Dataset items:
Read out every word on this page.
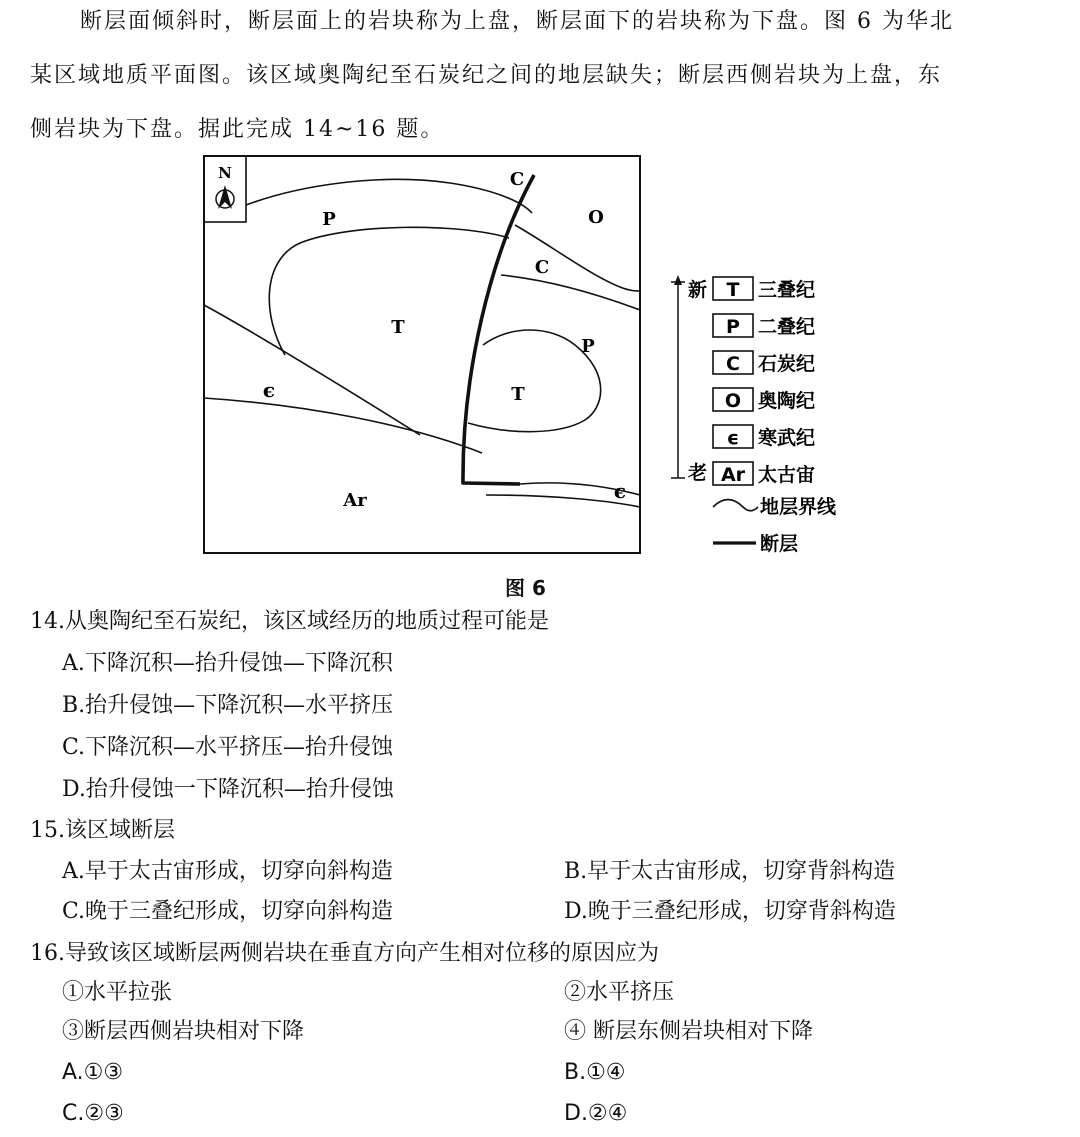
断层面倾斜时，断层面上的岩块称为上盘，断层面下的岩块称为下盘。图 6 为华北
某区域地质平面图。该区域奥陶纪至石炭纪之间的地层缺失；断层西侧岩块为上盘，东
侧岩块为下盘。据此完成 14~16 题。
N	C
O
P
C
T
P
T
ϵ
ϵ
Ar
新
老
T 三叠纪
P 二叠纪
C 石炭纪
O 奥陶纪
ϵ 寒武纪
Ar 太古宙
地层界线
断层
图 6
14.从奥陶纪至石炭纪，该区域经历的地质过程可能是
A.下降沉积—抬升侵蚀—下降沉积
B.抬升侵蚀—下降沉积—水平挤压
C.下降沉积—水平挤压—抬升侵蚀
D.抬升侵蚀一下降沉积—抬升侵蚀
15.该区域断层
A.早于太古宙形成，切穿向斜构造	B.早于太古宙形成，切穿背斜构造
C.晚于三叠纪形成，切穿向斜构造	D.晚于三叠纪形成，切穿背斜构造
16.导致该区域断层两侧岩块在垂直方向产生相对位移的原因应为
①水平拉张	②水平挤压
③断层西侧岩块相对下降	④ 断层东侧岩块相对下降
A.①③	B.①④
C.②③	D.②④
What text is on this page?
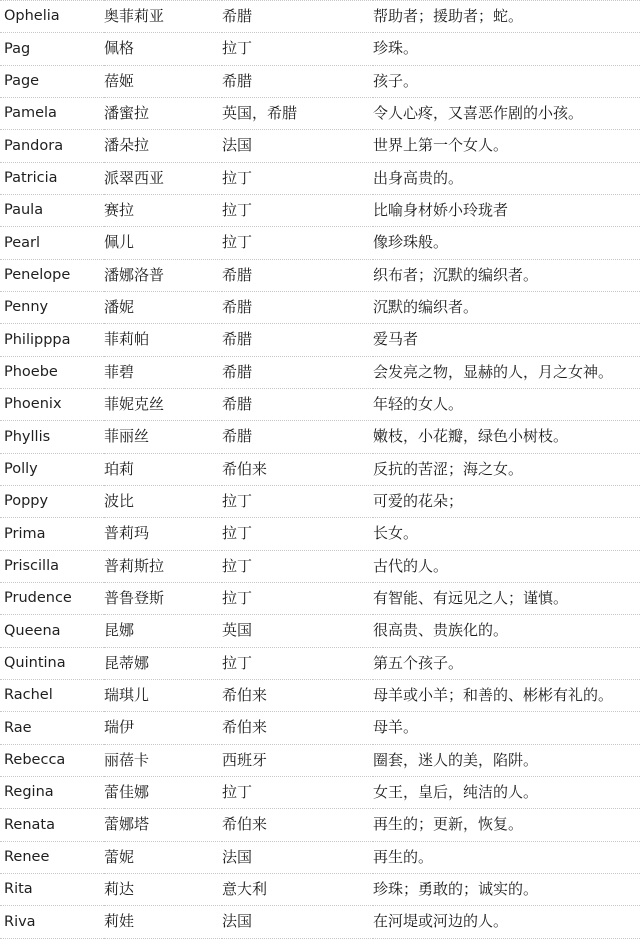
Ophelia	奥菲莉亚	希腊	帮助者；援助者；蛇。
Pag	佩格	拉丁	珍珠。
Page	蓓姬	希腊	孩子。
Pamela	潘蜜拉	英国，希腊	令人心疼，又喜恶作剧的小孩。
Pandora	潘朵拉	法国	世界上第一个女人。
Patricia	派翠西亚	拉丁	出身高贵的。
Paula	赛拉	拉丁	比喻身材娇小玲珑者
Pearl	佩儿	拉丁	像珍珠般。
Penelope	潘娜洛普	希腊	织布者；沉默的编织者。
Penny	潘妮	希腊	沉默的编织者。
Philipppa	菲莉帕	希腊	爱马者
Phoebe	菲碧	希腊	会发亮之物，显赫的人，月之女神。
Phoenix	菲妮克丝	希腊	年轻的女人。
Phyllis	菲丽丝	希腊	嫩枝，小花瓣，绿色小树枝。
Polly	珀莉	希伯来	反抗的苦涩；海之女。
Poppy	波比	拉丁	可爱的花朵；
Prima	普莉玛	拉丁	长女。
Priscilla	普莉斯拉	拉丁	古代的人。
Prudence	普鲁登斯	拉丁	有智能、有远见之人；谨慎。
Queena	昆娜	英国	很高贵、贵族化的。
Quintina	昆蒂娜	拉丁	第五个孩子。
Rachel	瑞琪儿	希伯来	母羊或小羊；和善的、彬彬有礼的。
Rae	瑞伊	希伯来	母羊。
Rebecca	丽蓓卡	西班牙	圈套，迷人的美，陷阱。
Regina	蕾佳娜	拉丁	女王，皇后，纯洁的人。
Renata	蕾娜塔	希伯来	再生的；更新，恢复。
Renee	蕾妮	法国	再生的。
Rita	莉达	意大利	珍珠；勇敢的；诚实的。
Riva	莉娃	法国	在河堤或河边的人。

## Given task
Quote, without alteration, the lines running from the line containing "What text is on this page?" to the last line of the entries, and include no pictures.

## Solution to this task
What text is on this page?
Ophelia	奥菲莉亚	希腊	帮助者；援助者；蛇。
Pag	佩格	拉丁	珍珠。
Page	蓓姬	希腊	孩子。
Pamela	潘蜜拉	英国，希腊	令人心疼，又喜恶作剧的小孩。
Pandora	潘朵拉	法国	世界上第一个女人。
Patricia	派翠西亚	拉丁	出身高贵的。
Paula	赛拉	拉丁	比喻身材娇小玲珑者
Pearl	佩儿	拉丁	像珍珠般。
Penelope	潘娜洛普	希腊	织布者；沉默的编织者。
Penny	潘妮	希腊	沉默的编织者。
Philipppa	菲莉帕	希腊	爱马者
Phoebe	菲碧	希腊	会发亮之物，显赫的人，月之女神。
Phoenix	菲妮克丝	希腊	年轻的女人。
Phyllis	菲丽丝	希腊	嫩枝，小花瓣，绿色小树枝。
Polly	珀莉	希伯来	反抗的苦涩；海之女。
Poppy	波比	拉丁	可爱的花朵；
Prima	普莉玛	拉丁	长女。
Priscilla	普莉斯拉	拉丁	古代的人。
Prudence	普鲁登斯	拉丁	有智能、有远见之人；谨慎。
Queena	昆娜	英国	很高贵、贵族化的。
Quintina	昆蒂娜	拉丁	第五个孩子。
Rachel	瑞琪儿	希伯来	母羊或小羊；和善的、彬彬有礼的。
Rae	瑞伊	希伯来	母羊。
Rebecca	丽蓓卡	西班牙	圈套，迷人的美，陷阱。
Regina	蕾佳娜	拉丁	女王，皇后，纯洁的人。
Renata	蕾娜塔	希伯来	再生的；更新，恢复。
Renee	蕾妮	法国	再生的。
Rita	莉达	意大利	珍珠；勇敢的；诚实的。
Riva	莉娃	法国	在河堤或河边的人。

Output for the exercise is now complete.